### Stored data
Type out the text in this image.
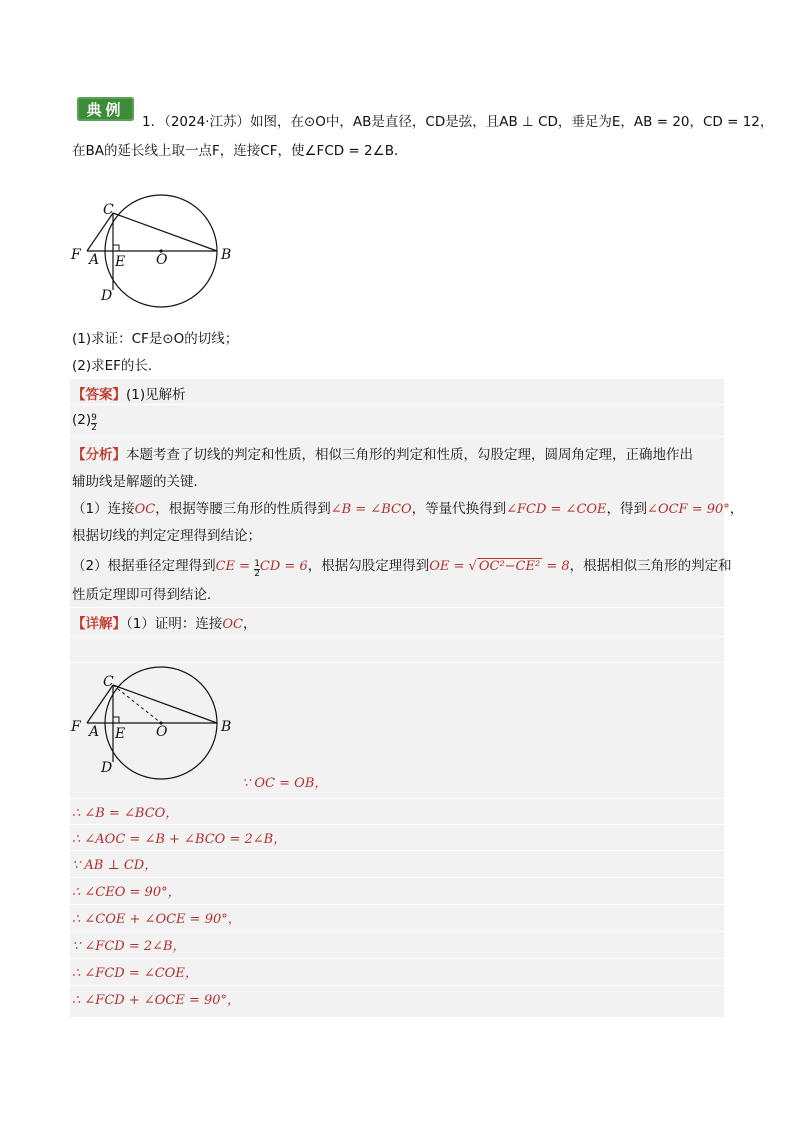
典例
1．（2024·江苏）如图，在⊙O中，AB是直径，CD是弦，且AB ⊥ CD，垂足为E，AB = 20，CD = 12，
在BA的延长线上取一点F，连接CF，使∠FCD = 2∠B．
C
F A E O	B
D
(1)求证：CF是⊙O的切线；
(2)求EF的长．
【答案】(1)见解析
$(2) \frac{9}{2}$
【分析】本题考查了切线的判定和性质，相似三角形的判定和性质，勾股定理，圆周角定理，正确地作出
辅助线是解题的关键．
（1）连接OC，根据等腰三角形的性质得到∠B = ∠BCO，等量代换得到∠FCD = ∠COE，得到∠OCF = 90°，
根据切线的判定定理得到结论；
（2）根据垂径定理得到CE = $\frac{1}{2}$ CD = 6，根据勾股定理得到OE = √ OC²−CE² = 8，根据相似三角形的判定和
性质定理即可得到结论．
【详解】（1）证明：连接OC，
C
F A E O	B
D
∵ OC = OB，
∴ ∠B = ∠BCO，
∴ ∠AOC = ∠B + ∠BCO = 2∠B，
∵ AB ⊥ CD，
∴ ∠CEO = 90°，
∴ ∠COE + ∠OCE = 90°，
∵ ∠FCD = 2∠B，
∴ ∠FCD = ∠COE，
∴ ∠FCD + ∠OCE = 90°，
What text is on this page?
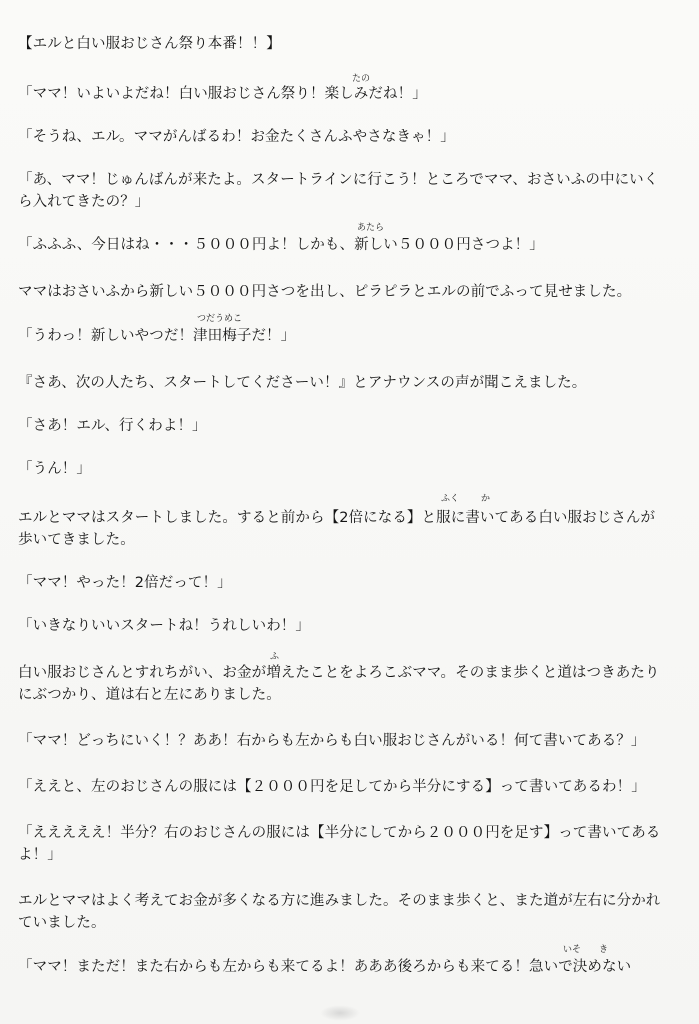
【エルと白い服おじさん祭り本番！！】
たの
「ママ！いよいよだね！白い服おじさん祭り！楽しみだね！」
「そうね、エル。ママがんばるわ！お金たくさんふやさなきゃ！」
「あ、ママ！じゅんばんが来たよ。スタートラインに行こう！ところでママ、おさいふの中にいく
ら入れてきたの？」
あたら
「ふふふ、今日はね・・・５０００円よ！しかも、新しい５０００円さつよ！」
ママはおさいふから新しい５０００円さつを出し、ピラピラとエルの前でふって見せました。
つだうめこ
「うわっ！新しいやつだ！津田梅子だ！」
『さあ、次の人たち、スタートしてくださーい！』とアナウンスの声が聞こえました。
「さあ！エル、行くわよ！」
「うん！」
ふく か
エルとママはスタートしました。すると前から【2倍になる】と服に書いてある白い服おじさんが
歩いてきました。
「ママ！やった！2倍だって！」
「いきなりいいスタートね！うれしいわ！」
ふ
白い服おじさんとすれちがい、お金が増えたことをよろこぶママ。そのまま歩くと道はつきあたり
にぶつかり、道は右と左にありました。
「ママ！どっちにいく！？ああ！右からも左からも白い服おじさんがいる！何て書いてある？」
「ええと、左のおじさんの服には【２０００円を足してから半分にする】って書いてあるわ！」
「えええええ！半分？右のおじさんの服には【半分にしてから２０００円を足す】って書いてある
よ！」
エルとママはよく考えてお金が多くなる方に進みました。そのまま歩くと、また道が左右に分かれ
ていました。
いそ き
「ママ！まただ！また右からも左からも来てるよ！あああ後ろからも来てる！急いで決めない
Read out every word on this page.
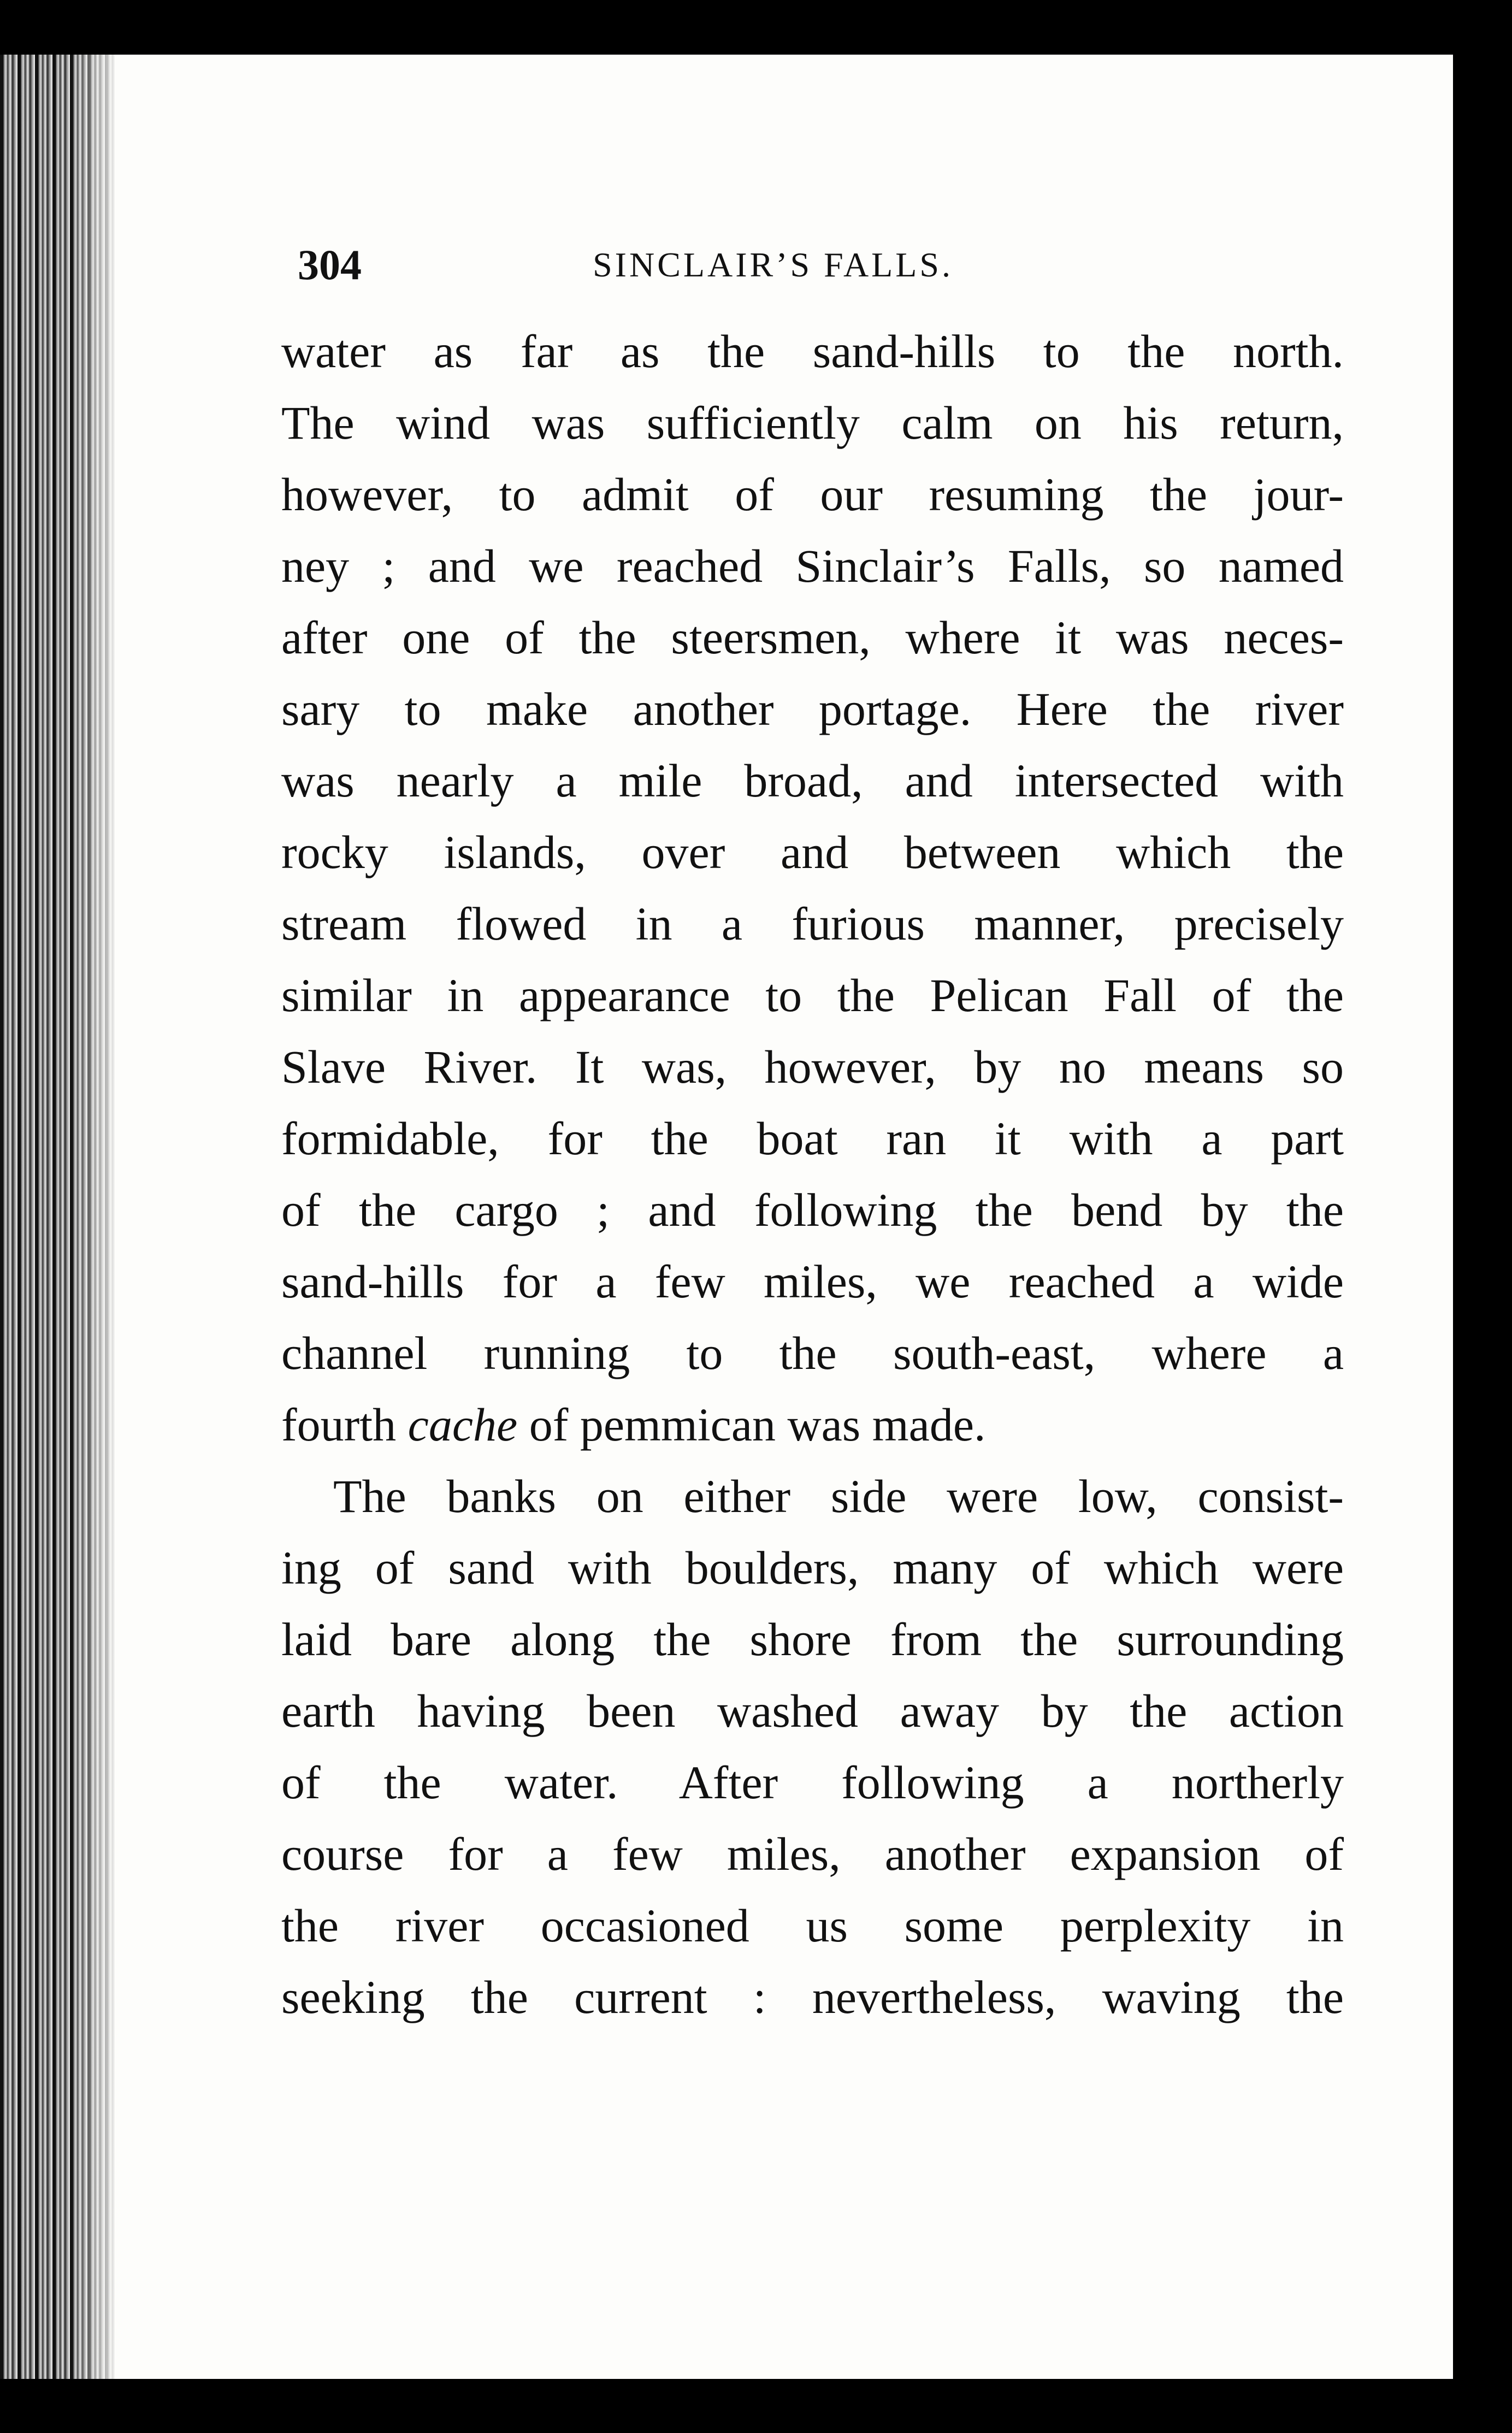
304	SINCLAIR’S FALLS.
water as far as the sand-hills to the north.
The wind was sufficiently calm on his return,
however, to admit of our resuming the jour-
ney ; and we reached Sinclair’s Falls, so named
after one of the steersmen, where it was neces-
sary to make another portage. Here the river
was nearly a mile broad, and intersected with
rocky islands, over and between which the
stream flowed in a furious manner, precisely
similar in appearance to the Pelican Fall of the
Slave River. It was, however, by no means so
formidable, for the boat ran it with a part
of the cargo ; and following the bend by the
sand-hills for a few miles, we reached a wide
channel running to the south-east, where a
fourth cache of pemmican was made.
The banks on either side were low, consist-
ing of sand with boulders, many of which were
laid bare along the shore from the surrounding
earth having been washed away by the action
of the water. After following a northerly
course for a few miles, another expansion of
the river occasioned us some perplexity in
seeking the current : nevertheless, waving the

### Task directions
Filter the entries down to the lines containing "this". Copy each of those lines.

### Result below
Type out the text in this image.
What text is on this page?
Read out every word on this page.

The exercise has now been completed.